Excerpted data >>
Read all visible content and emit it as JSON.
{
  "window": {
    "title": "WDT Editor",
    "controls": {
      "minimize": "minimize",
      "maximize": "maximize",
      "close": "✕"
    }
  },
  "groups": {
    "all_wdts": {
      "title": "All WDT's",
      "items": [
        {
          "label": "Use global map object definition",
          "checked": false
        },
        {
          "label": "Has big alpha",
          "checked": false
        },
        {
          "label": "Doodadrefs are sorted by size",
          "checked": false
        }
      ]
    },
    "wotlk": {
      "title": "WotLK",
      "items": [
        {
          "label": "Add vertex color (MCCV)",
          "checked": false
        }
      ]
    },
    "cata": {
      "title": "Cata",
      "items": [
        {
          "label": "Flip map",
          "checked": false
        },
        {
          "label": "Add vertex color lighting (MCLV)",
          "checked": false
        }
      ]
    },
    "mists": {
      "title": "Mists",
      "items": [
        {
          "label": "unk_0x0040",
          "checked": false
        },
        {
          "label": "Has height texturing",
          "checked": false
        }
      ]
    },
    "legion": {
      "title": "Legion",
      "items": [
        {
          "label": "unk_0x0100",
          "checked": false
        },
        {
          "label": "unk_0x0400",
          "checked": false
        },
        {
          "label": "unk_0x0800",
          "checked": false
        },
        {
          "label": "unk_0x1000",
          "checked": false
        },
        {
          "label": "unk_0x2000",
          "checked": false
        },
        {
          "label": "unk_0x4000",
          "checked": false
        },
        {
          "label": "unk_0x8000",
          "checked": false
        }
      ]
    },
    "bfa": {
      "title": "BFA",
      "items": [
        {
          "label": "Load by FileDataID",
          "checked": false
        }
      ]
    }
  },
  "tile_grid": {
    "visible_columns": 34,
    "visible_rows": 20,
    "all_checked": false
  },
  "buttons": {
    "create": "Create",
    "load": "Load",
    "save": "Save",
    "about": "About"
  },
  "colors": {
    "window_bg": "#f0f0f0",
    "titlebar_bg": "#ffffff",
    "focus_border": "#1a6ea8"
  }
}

Job >> Every line of the material must be returned exactly as it appears.

Answer to this exercise >>
Read all visible content and emit it as JSON.
{
  "window": {
    "title": "WDT Editor",
    "controls": {
      "minimize": "minimize",
      "maximize": "maximize",
      "close": "✕"
    }
  },
  "groups": {
    "all_wdts": {
      "title": "All WDT's",
      "items": [
        {
          "label": "Use global map object definition",
          "checked": false
        },
        {
          "label": "Has big alpha",
          "checked": false
        },
        {
          "label": "Doodadrefs are sorted by size",
          "checked": false
        }
      ]
    },
    "wotlk": {
      "title": "WotLK",
      "items": [
        {
          "label": "Add vertex color (MCCV)",
          "checked": false
        }
      ]
    },
    "cata": {
      "title": "Cata",
      "items": [
        {
          "label": "Flip map",
          "checked": false
        },
        {
          "label": "Add vertex color lighting (MCLV)",
          "checked": false
        }
      ]
    },
    "mists": {
      "title": "Mists",
      "items": [
        {
          "label": "unk_0x0040",
          "checked": false
        },
        {
          "label": "Has height texturing",
          "checked": false
        }
      ]
    },
    "legion": {
      "title": "Legion",
      "items": [
        {
          "label": "unk_0x0100",
          "checked": false
        },
        {
          "label": "unk_0x0400",
          "checked": false
        },
        {
          "label": "unk_0x0800",
          "checked": false
        },
        {
          "label": "unk_0x1000",
          "checked": false
        },
        {
          "label": "unk_0x2000",
          "checked": false
        },
        {
          "label": "unk_0x4000",
          "checked": false
        },
        {
          "label": "unk_0x8000",
          "checked": false
        }
      ]
    },
    "bfa": {
      "title": "BFA",
      "items": [
        {
          "label": "Load by FileDataID",
          "checked": false
        }
      ]
    }
  },
  "tile_grid": {
    "visible_columns": 34,
    "visible_rows": 20,
    "all_checked": false
  },
  "buttons": {
    "create": "Create",
    "load": "Load",
    "save": "Save",
    "about": "About"
  },
  "colors": {
    "window_bg": "#f0f0f0",
    "titlebar_bg": "#ffffff",
    "focus_border": "#1a6ea8"
  }
}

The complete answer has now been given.